The records that follow must be reproduced in full, exactly as written.

[Part of a data file]
<<<<
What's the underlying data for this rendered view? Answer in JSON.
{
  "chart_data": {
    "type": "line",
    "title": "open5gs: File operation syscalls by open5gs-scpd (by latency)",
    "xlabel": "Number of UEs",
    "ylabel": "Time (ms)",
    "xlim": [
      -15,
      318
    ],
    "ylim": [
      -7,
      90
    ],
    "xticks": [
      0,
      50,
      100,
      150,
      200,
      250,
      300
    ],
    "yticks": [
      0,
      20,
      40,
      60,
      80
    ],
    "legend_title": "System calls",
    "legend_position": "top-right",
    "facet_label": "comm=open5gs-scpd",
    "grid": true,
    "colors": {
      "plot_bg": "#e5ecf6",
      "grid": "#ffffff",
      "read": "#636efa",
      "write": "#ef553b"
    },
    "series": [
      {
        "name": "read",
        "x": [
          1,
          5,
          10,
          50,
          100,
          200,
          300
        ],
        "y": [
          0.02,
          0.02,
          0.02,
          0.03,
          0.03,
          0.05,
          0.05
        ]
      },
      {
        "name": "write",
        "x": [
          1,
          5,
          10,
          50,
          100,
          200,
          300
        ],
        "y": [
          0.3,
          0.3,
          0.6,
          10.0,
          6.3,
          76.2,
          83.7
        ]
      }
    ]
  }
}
>>>>
◆ **Task output**
What's the underlying data for this rendered view? Answer in JSON.
{
  "chart_data": {
    "type": "line",
    "title": "open5gs: File operation syscalls by open5gs-scpd (by latency)",
    "xlabel": "Number of UEs",
    "ylabel": "Time (ms)",
    "xlim": [
      -15,
      318
    ],
    "ylim": [
      -7,
      90
    ],
    "xticks": [
      0,
      50,
      100,
      150,
      200,
      250,
      300
    ],
    "yticks": [
      0,
      20,
      40,
      60,
      80
    ],
    "legend_title": "System calls",
    "legend_position": "top-right",
    "facet_label": "comm=open5gs-scpd",
    "grid": true,
    "colors": {
      "plot_bg": "#e5ecf6",
      "grid": "#ffffff",
      "read": "#636efa",
      "write": "#ef553b"
    },
    "series": [
      {
        "name": "read",
        "x": [
          1,
          5,
          10,
          50,
          100,
          200,
          300
        ],
        "y": [
          0.02,
          0.02,
          0.02,
          0.03,
          0.03,
          0.05,
          0.05
        ]
      },
      {
        "name": "write",
        "x": [
          1,
          5,
          10,
          50,
          100,
          200,
          300
        ],
        "y": [
          0.3,
          0.3,
          0.6,
          10.0,
          6.3,
          76.2,
          83.7
        ]
      }
    ]
  }
}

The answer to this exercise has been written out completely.